# WRITTEN TASK
Report how many lines of the following entries include the string "this"; respond with the number alone.

# DATA SECTION
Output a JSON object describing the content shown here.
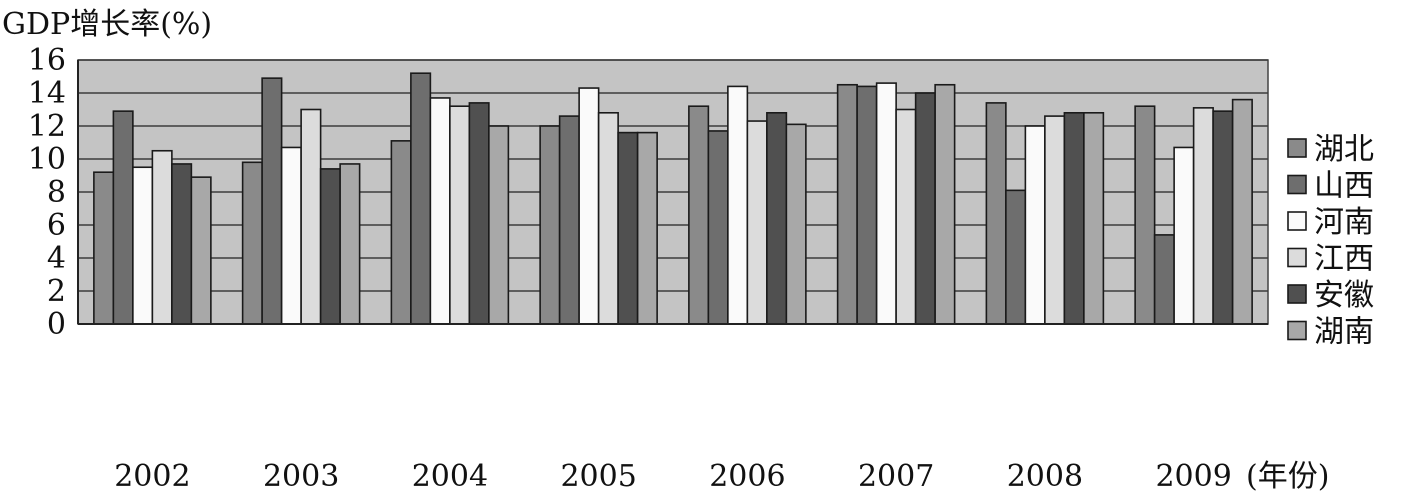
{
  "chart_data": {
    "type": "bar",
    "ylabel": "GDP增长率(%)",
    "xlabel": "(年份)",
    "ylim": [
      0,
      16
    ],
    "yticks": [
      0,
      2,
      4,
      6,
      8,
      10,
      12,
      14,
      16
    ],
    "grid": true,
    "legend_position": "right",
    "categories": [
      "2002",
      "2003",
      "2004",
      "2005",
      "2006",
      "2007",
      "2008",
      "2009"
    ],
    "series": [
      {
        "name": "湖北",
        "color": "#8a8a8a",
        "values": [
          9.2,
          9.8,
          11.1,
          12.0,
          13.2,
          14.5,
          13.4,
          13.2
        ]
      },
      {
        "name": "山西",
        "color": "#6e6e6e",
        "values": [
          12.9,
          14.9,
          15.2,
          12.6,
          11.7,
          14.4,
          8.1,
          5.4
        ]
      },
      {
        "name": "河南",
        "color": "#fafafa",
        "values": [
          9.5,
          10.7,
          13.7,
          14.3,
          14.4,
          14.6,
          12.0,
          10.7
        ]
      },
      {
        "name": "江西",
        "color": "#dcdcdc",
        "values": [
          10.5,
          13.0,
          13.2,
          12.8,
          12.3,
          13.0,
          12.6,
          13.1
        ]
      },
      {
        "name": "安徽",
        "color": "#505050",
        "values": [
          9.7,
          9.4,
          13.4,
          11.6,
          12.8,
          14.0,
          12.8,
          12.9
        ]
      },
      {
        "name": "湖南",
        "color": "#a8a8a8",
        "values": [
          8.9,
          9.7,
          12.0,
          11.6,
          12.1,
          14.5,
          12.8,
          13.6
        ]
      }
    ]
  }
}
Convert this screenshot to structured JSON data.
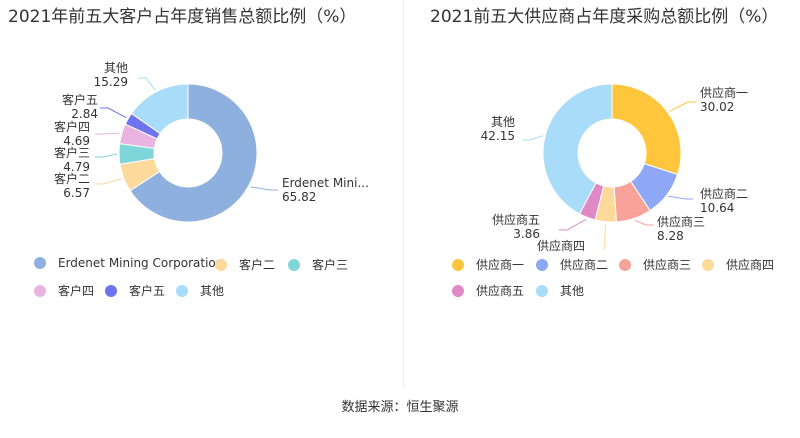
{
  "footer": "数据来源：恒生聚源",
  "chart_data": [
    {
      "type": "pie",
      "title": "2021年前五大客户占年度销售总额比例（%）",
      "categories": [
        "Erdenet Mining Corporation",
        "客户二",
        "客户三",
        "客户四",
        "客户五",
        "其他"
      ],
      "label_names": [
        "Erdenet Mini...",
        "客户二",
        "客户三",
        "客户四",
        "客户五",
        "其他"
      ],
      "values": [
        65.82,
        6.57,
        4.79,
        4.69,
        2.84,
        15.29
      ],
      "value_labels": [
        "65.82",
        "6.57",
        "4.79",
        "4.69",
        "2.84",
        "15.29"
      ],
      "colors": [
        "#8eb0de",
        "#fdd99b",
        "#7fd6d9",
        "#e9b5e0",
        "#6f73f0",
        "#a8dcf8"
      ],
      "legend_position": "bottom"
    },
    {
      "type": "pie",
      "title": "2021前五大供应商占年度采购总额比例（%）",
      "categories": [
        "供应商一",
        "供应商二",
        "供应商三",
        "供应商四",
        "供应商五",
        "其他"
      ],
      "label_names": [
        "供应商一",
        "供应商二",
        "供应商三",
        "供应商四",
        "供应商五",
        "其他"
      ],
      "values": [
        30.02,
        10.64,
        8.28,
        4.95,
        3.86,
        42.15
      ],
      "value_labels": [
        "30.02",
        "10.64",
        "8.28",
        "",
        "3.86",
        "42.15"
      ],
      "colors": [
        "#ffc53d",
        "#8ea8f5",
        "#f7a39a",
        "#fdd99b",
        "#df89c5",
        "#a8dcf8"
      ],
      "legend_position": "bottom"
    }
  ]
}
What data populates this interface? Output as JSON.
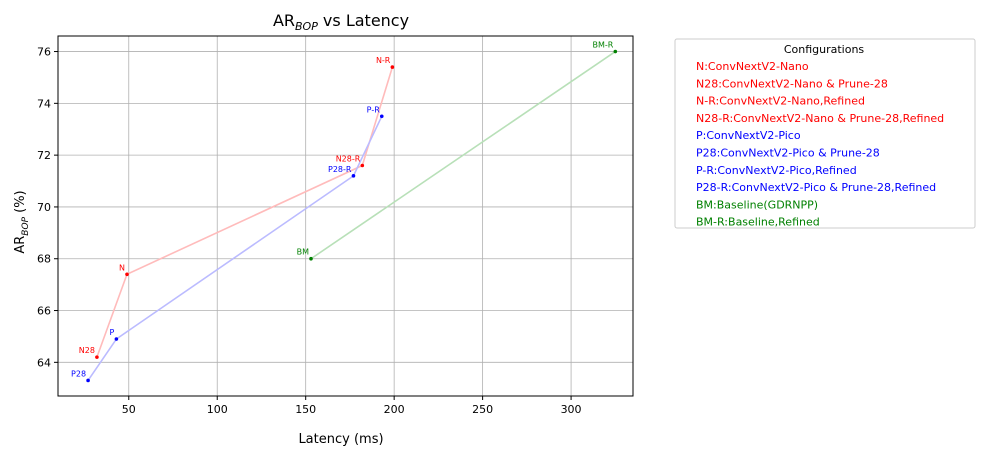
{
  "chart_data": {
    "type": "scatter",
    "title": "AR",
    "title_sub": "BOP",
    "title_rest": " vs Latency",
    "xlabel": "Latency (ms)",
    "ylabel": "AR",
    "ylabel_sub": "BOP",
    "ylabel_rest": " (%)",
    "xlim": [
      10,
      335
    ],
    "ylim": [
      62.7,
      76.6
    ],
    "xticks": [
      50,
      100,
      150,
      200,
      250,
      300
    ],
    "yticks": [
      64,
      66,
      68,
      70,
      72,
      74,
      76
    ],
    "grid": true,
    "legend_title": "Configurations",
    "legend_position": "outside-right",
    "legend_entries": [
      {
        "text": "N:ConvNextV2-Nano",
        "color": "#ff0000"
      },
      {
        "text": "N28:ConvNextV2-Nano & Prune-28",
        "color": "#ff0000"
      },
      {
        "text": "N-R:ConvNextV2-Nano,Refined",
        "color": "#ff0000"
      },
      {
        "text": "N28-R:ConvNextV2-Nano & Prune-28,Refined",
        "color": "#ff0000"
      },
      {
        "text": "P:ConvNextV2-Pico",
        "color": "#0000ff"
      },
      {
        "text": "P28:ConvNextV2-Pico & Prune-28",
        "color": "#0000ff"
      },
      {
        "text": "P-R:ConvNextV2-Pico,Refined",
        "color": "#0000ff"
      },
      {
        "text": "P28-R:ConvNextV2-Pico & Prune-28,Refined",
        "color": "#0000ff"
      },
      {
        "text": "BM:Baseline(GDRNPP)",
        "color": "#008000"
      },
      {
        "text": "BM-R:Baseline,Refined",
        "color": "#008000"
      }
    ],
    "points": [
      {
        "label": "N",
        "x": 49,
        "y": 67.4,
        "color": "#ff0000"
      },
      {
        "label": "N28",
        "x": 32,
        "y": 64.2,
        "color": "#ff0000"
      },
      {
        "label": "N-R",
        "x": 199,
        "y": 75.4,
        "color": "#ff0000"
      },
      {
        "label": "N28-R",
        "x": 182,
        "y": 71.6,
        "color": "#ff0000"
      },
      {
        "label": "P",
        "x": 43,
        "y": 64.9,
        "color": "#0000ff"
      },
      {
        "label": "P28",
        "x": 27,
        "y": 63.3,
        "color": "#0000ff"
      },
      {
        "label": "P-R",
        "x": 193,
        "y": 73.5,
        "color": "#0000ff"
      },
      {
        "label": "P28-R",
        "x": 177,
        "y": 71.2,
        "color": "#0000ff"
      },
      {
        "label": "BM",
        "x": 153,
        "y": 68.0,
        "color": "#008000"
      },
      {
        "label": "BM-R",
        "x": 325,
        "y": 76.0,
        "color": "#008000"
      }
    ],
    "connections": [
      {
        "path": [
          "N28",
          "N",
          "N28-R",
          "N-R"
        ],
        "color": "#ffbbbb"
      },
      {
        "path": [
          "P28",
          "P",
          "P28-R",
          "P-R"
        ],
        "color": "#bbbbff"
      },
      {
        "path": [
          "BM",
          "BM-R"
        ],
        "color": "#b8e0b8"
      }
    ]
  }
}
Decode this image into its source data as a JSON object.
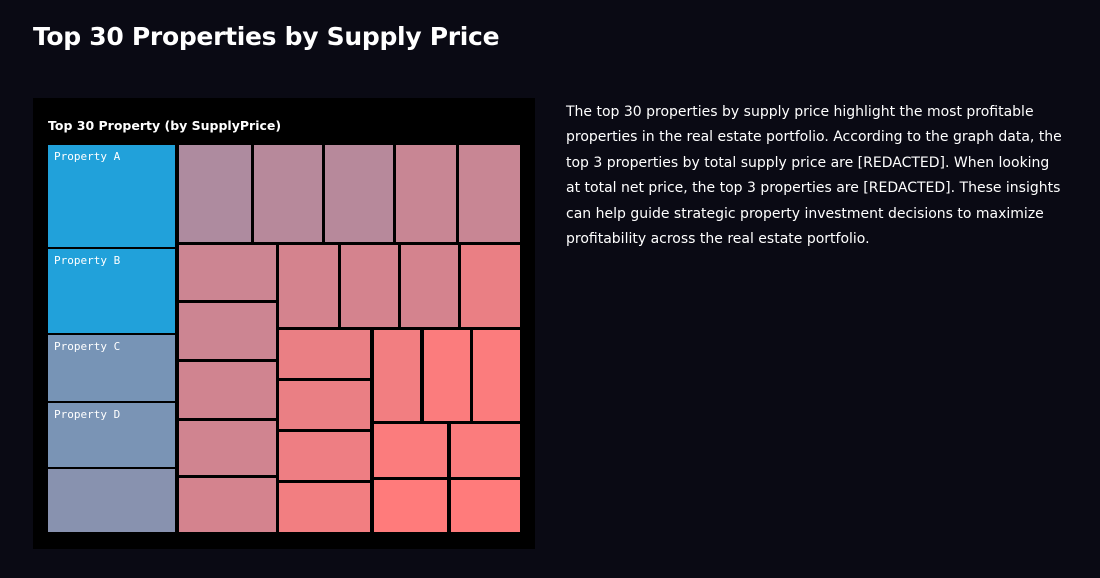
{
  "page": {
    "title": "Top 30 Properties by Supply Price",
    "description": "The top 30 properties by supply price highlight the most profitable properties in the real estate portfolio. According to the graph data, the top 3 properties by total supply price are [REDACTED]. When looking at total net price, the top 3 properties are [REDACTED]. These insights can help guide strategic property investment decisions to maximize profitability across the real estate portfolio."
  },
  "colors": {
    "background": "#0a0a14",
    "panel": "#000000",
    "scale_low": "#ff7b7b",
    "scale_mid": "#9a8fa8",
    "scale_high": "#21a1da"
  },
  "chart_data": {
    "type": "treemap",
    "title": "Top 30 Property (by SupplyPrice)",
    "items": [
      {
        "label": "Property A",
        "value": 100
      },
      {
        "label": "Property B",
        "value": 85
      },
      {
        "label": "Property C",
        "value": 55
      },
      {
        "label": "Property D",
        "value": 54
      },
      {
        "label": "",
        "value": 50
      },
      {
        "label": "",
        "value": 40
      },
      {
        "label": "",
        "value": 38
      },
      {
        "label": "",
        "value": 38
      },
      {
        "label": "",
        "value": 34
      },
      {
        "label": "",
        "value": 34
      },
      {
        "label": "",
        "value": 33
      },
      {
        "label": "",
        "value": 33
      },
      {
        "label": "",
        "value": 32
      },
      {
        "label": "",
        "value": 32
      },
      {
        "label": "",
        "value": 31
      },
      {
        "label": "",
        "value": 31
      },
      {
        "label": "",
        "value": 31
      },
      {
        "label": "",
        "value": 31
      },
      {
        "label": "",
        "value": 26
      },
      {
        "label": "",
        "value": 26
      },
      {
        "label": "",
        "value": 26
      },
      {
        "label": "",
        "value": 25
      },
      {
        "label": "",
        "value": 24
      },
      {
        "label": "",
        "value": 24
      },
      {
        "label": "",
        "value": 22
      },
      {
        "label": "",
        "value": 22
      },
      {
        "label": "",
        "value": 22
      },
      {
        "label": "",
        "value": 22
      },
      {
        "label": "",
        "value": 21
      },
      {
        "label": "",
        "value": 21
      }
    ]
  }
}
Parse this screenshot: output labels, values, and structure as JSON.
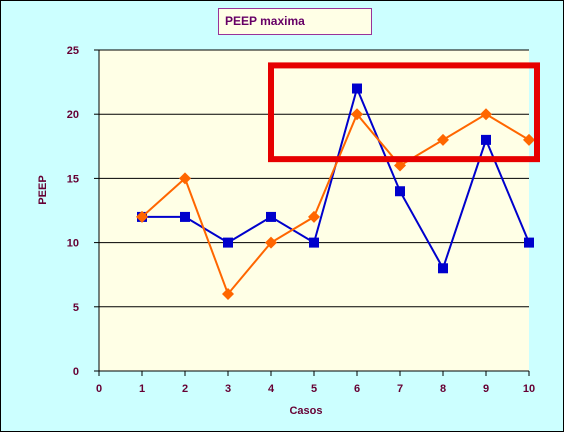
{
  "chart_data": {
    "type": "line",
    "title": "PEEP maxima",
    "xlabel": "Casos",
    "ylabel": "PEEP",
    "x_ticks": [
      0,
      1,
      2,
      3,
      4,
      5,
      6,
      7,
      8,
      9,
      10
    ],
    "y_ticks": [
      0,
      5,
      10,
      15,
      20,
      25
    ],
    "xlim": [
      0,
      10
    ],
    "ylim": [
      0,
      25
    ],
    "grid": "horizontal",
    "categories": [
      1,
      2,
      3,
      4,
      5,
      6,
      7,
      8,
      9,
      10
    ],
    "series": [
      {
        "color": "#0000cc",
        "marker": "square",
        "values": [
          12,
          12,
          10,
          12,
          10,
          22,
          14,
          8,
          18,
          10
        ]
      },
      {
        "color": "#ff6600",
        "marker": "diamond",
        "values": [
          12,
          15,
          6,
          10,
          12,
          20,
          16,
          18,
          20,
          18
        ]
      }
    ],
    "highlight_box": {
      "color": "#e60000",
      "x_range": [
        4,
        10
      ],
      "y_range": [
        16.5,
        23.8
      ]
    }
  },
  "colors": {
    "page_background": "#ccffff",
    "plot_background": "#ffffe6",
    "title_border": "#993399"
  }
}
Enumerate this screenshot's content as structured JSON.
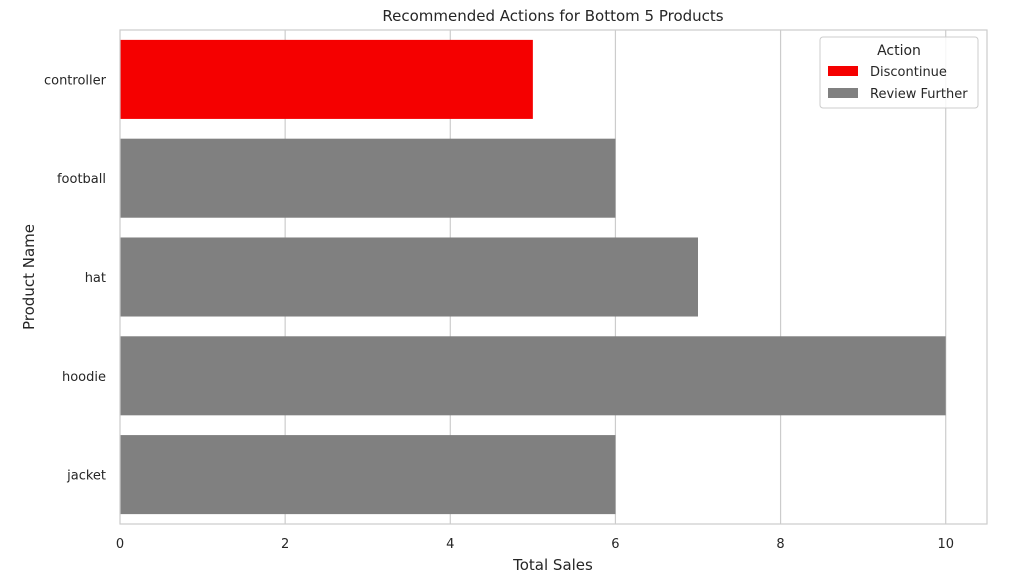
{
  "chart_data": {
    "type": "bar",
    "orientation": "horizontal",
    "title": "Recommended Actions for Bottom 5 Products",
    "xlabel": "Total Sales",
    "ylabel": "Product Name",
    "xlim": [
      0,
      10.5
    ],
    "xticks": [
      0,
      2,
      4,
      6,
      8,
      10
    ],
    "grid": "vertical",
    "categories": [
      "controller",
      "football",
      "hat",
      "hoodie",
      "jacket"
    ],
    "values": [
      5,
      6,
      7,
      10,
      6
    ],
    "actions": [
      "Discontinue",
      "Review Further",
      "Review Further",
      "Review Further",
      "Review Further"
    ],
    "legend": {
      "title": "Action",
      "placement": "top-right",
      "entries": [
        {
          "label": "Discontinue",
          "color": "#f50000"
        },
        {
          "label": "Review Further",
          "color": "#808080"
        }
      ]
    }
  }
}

# EXERCISE SOLUTION
5